REQUIREMENT. Determine which lines contain the word "ylabel", then copy those lines.

** Start of INPUT ROWS **

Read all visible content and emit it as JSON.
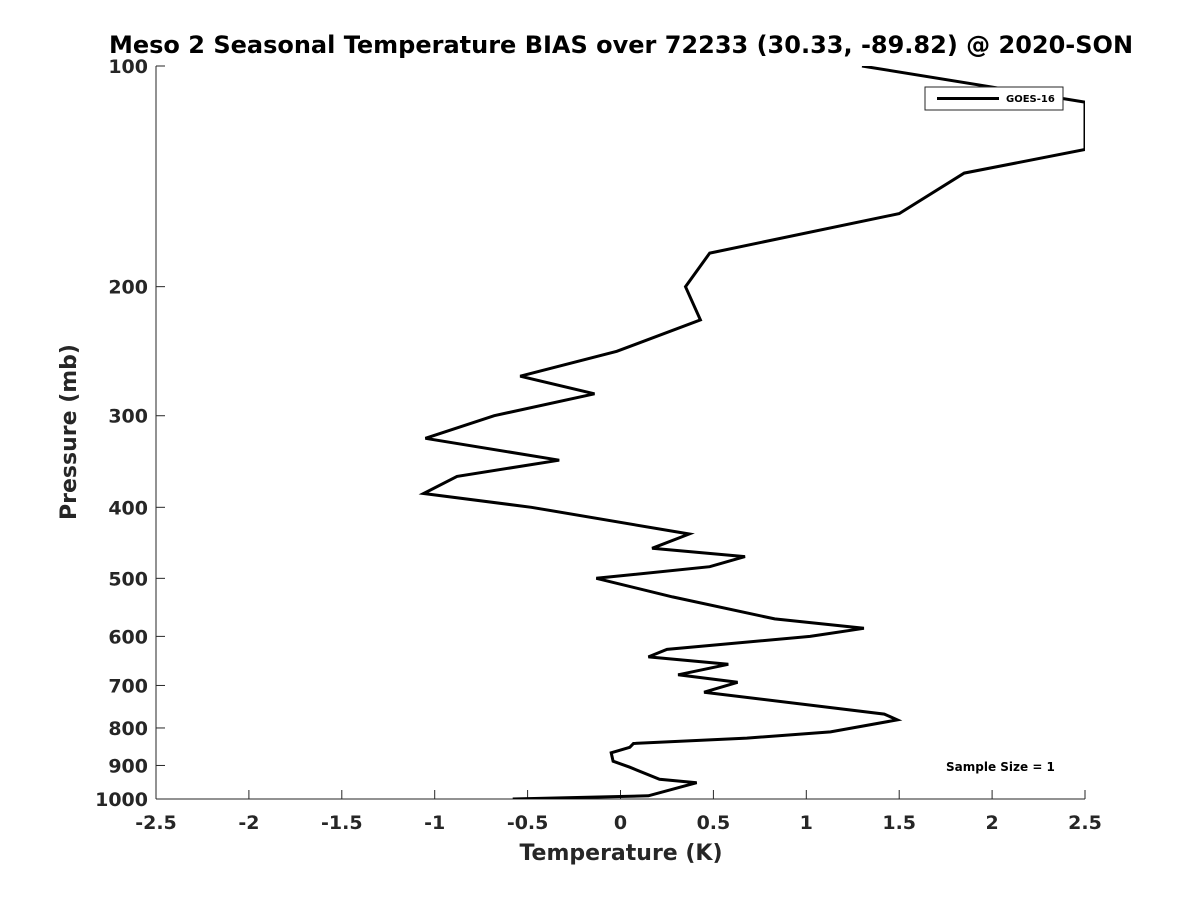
{
  "chart_data": {
    "type": "line",
    "title": "Meso 2 Seasonal Temperature BIAS over 72233 (30.33, -89.82) @ 2020-SON",
    "xlabel": "Temperature (K)",
    "ylabel": "Pressure (mb)",
    "xlim": [
      -2.5,
      2.5
    ],
    "ylim": [
      100,
      1000
    ],
    "y_scale": "log",
    "y_reversed": true,
    "grid": false,
    "legend_position": "top-right",
    "x_ticks": [
      "-2.5",
      "-2",
      "-1.5",
      "-1",
      "-0.5",
      "0",
      "0.5",
      "1",
      "1.5",
      "2",
      "2.5"
    ],
    "x_tick_values": [
      -2.5,
      -2,
      -1.5,
      -1,
      -0.5,
      0,
      0.5,
      1,
      1.5,
      2,
      2.5
    ],
    "y_ticks": [
      "100",
      "200",
      "300",
      "400",
      "500",
      "600",
      "700",
      "800",
      "900",
      "1000"
    ],
    "y_tick_values": [
      100,
      200,
      300,
      400,
      500,
      600,
      700,
      800,
      900,
      1000
    ],
    "annotation": "Sample Size = 1",
    "series": [
      {
        "name": "GOES-16",
        "color": "#000000",
        "points": [
          [
            1.3,
            100
          ],
          [
            2.5,
            112
          ],
          [
            2.5,
            130
          ],
          [
            1.85,
            140
          ],
          [
            1.5,
            159
          ],
          [
            0.48,
            180
          ],
          [
            0.35,
            200
          ],
          [
            0.43,
            222
          ],
          [
            -0.02,
            245
          ],
          [
            -0.54,
            265
          ],
          [
            -0.14,
            280
          ],
          [
            -0.68,
            300
          ],
          [
            -1.05,
            322
          ],
          [
            -0.33,
            345
          ],
          [
            -0.88,
            363
          ],
          [
            -1.06,
            383
          ],
          [
            -0.48,
            400
          ],
          [
            0.37,
            435
          ],
          [
            0.17,
            455
          ],
          [
            0.67,
            467
          ],
          [
            0.48,
            482
          ],
          [
            -0.13,
            500
          ],
          [
            0.28,
            530
          ],
          [
            0.83,
            568
          ],
          [
            1.31,
            585
          ],
          [
            1.02,
            600
          ],
          [
            0.25,
            625
          ],
          [
            0.15,
            640
          ],
          [
            0.58,
            655
          ],
          [
            0.31,
            677
          ],
          [
            0.63,
            693
          ],
          [
            0.45,
            715
          ],
          [
            1.42,
            766
          ],
          [
            1.49,
            780
          ],
          [
            1.13,
            810
          ],
          [
            0.68,
            826
          ],
          [
            0.07,
            840
          ],
          [
            0.05,
            850
          ],
          [
            -0.05,
            865
          ],
          [
            -0.04,
            888
          ],
          [
            0.05,
            905
          ],
          [
            0.21,
            940
          ],
          [
            0.41,
            950
          ],
          [
            0.15,
            990
          ],
          [
            -0.58,
            1000
          ]
        ]
      }
    ]
  }
}
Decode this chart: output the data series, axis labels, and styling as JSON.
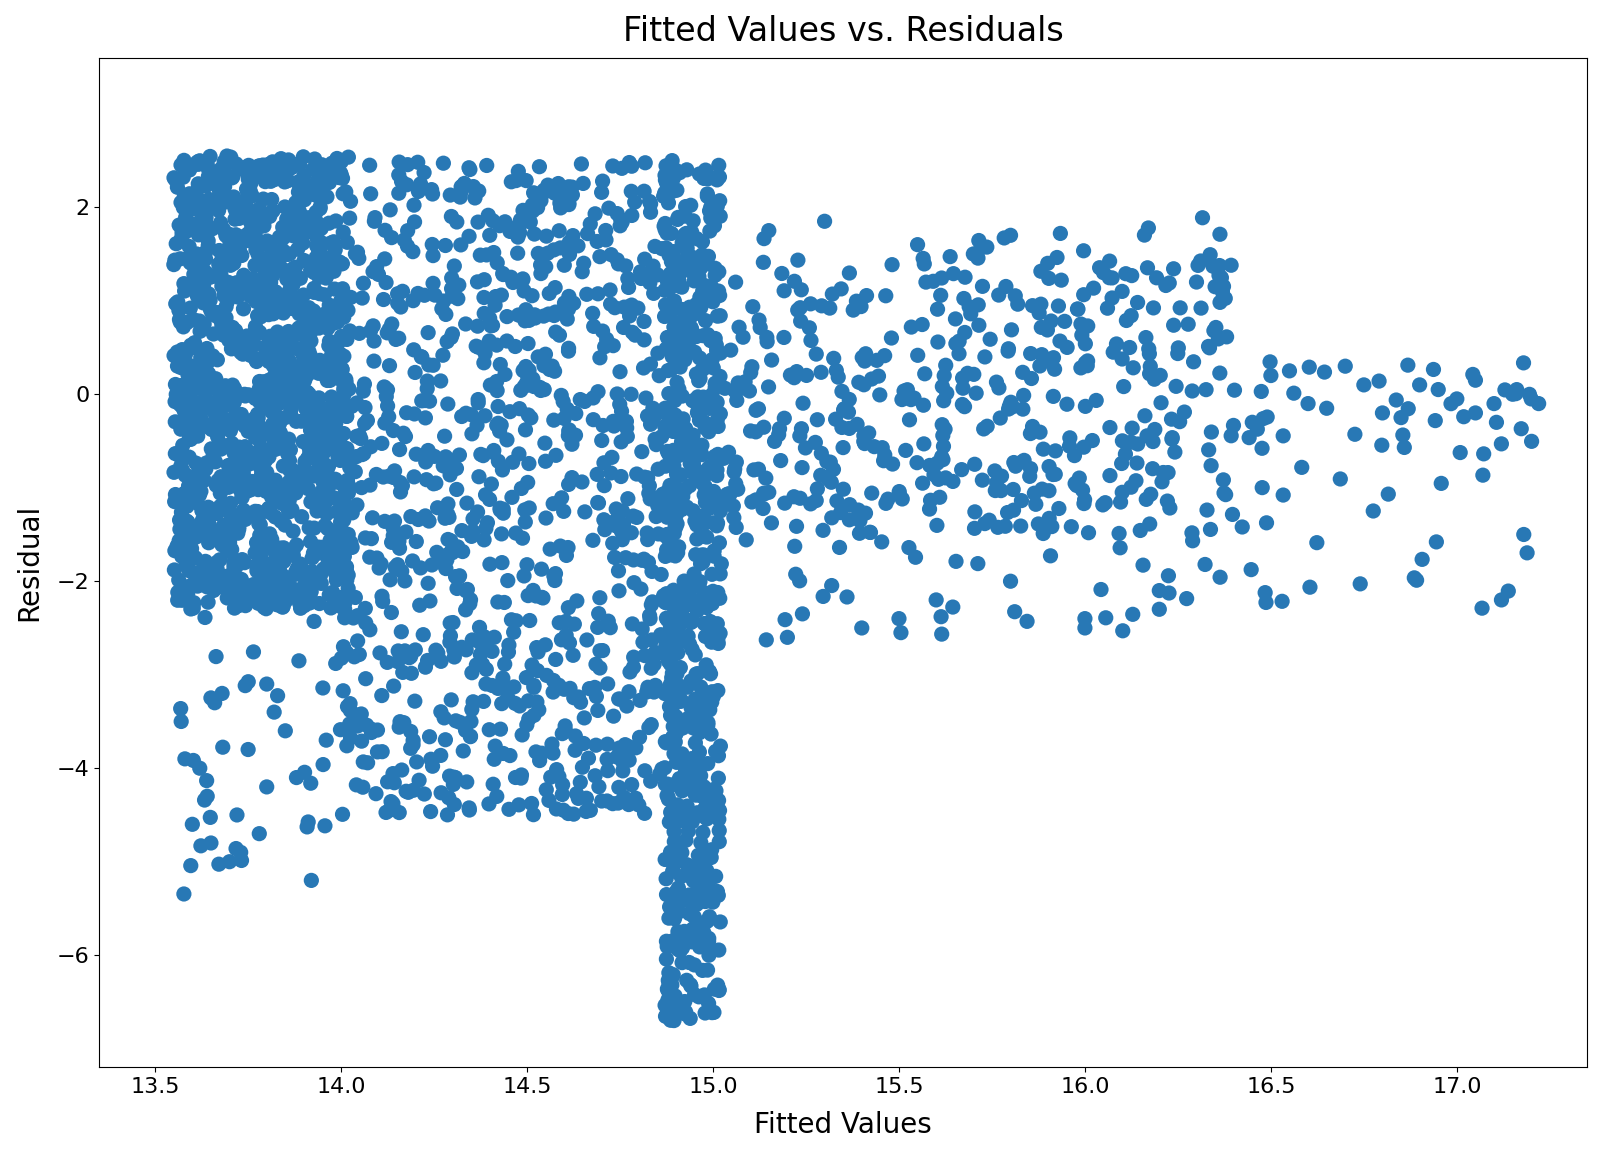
{
  "title": "Fitted Values vs. Residuals",
  "xlabel": "Fitted Values",
  "ylabel": "Residual",
  "dot_color": "#2878b5",
  "dot_size": 120,
  "dot_alpha": 1.0,
  "xlim": [
    13.35,
    17.35
  ],
  "ylim": [
    -7.2,
    3.6
  ],
  "figsize": [
    16.02,
    11.54
  ],
  "dpi": 100,
  "title_fontsize": 24,
  "label_fontsize": 20,
  "tick_fontsize": 16
}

** End of INPUT ROWS **

RESPONSE.
    "ylabel": "Pressure (mb)",
  "ylabel": "Residual",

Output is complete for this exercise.